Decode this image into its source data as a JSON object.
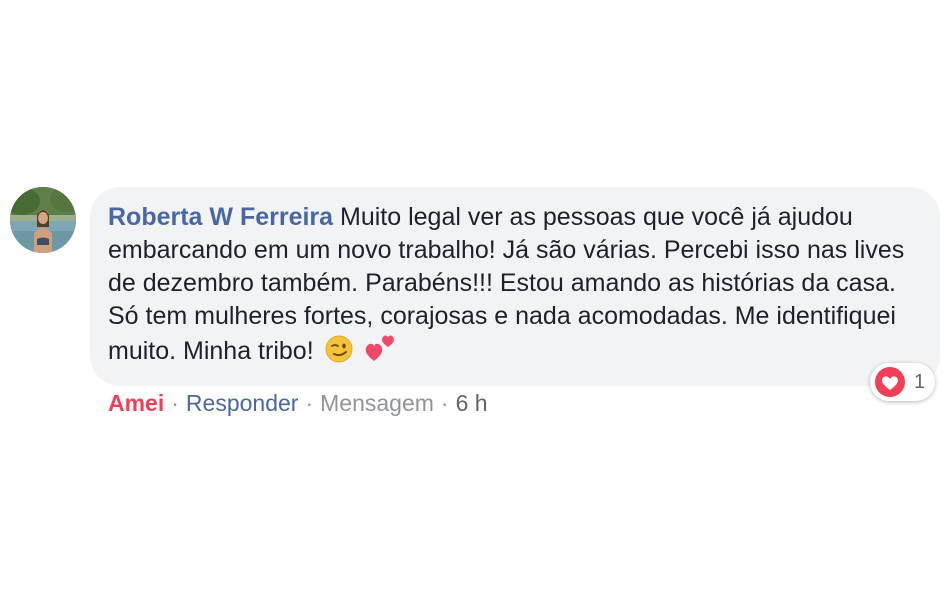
{
  "comment": {
    "author": "Roberta W Ferreira",
    "text": "Muito legal ver as pessoas que você já ajudou embarcando em um novo trabalho! Já são várias. Percebi isso nas lives de dezembro também. Parabéns!!! Estou amando as histórias da casa. Só tem mulheres fortes, corajosas e nada acomodadas. Me identifiquei muito. Minha tribo!",
    "emojis": [
      "winking-face-emoji",
      "two-hearts-emoji"
    ]
  },
  "reaction": {
    "icon": "love-reaction-icon",
    "count": "1",
    "color": "#f33e58"
  },
  "actions": {
    "love_label": "Amei",
    "reply_label": "Responder",
    "message_label": "Mensagem",
    "separator": "·",
    "time": "6 h"
  },
  "colors": {
    "author": "#4b67a1",
    "bubble": "#f2f3f5",
    "love": "#f33e58"
  }
}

■ **The exercise**:
Print each line of the material above exactly, with the pictures removed from your copy.

■ **Written answer**:
Decode this image into its source data as a JSON object.
{
  "comment": {
    "author": "Roberta W Ferreira",
    "text": "Muito legal ver as pessoas que você já ajudou embarcando em um novo trabalho! Já são várias. Percebi isso nas lives de dezembro também. Parabéns!!! Estou amando as histórias da casa. Só tem mulheres fortes, corajosas e nada acomodadas. Me identifiquei muito. Minha tribo!",
    "emojis": [
      "winking-face-emoji",
      "two-hearts-emoji"
    ]
  },
  "reaction": {
    "icon": "love-reaction-icon",
    "count": "1",
    "color": "#f33e58"
  },
  "actions": {
    "love_label": "Amei",
    "reply_label": "Responder",
    "message_label": "Mensagem",
    "separator": "·",
    "time": "6 h"
  },
  "colors": {
    "author": "#4b67a1",
    "bubble": "#f2f3f5",
    "love": "#f33e58"
  }
}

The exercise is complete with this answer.